Write out each entry, exactly the way it appears.

--- Records supplied ---

:::::

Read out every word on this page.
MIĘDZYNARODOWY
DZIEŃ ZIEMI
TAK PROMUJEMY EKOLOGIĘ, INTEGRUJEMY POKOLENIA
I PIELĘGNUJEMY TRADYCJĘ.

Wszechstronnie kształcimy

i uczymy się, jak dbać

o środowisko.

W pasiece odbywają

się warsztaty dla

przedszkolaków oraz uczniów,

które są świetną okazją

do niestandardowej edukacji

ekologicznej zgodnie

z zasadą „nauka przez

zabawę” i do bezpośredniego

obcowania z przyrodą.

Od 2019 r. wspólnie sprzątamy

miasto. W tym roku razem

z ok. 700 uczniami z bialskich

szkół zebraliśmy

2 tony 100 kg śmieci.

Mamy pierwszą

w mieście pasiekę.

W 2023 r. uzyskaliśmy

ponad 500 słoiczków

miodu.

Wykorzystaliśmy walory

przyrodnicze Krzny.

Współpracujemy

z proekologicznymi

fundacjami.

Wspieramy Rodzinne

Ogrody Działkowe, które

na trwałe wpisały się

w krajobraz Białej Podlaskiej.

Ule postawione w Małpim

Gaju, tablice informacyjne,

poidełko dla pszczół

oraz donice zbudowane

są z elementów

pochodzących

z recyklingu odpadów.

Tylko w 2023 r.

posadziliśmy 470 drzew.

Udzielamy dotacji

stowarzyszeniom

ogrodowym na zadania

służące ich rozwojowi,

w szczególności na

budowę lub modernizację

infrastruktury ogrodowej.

:::::

--- Task response ---
Read out every word on this page.
MIĘDZYNARODOWY
DZIEŃ ZIEMI
TAK PROMUJEMY EKOLOGIĘ, INTEGRUJEMY POKOLENIA
I PIELĘGNUJEMY TRADYCJĘ.

Wszechstronnie kształcimy

i uczymy się, jak dbać

o środowisko.

W pasiece odbywają

się warsztaty dla

przedszkolaków oraz uczniów,

które są świetną okazją

do niestandardowej edukacji

ekologicznej zgodnie

z zasadą „nauka przez

zabawę” i do bezpośredniego

obcowania z przyrodą.

Od 2019 r. wspólnie sprzątamy

miasto. W tym roku razem

z ok. 700 uczniami z bialskich

szkół zebraliśmy

2 tony 100 kg śmieci.

Mamy pierwszą

w mieście pasiekę.

W 2023 r. uzyskaliśmy

ponad 500 słoiczków

miodu.

Wykorzystaliśmy walory

przyrodnicze Krzny.

Współpracujemy

z proekologicznymi

fundacjami.

Wspieramy Rodzinne

Ogrody Działkowe, które

na trwałe wpisały się

w krajobraz Białej Podlaskiej.

Ule postawione w Małpim

Gaju, tablice informacyjne,

poidełko dla pszczół

oraz donice zbudowane

są z elementów

pochodzących

z recyklingu odpadów.

Tylko w 2023 r.

posadziliśmy 470 drzew.

Udzielamy dotacji

stowarzyszeniom

ogrodowym na zadania

służące ich rozwojowi,

w szczególności na

budowę lub modernizację

infrastruktury ogrodowej.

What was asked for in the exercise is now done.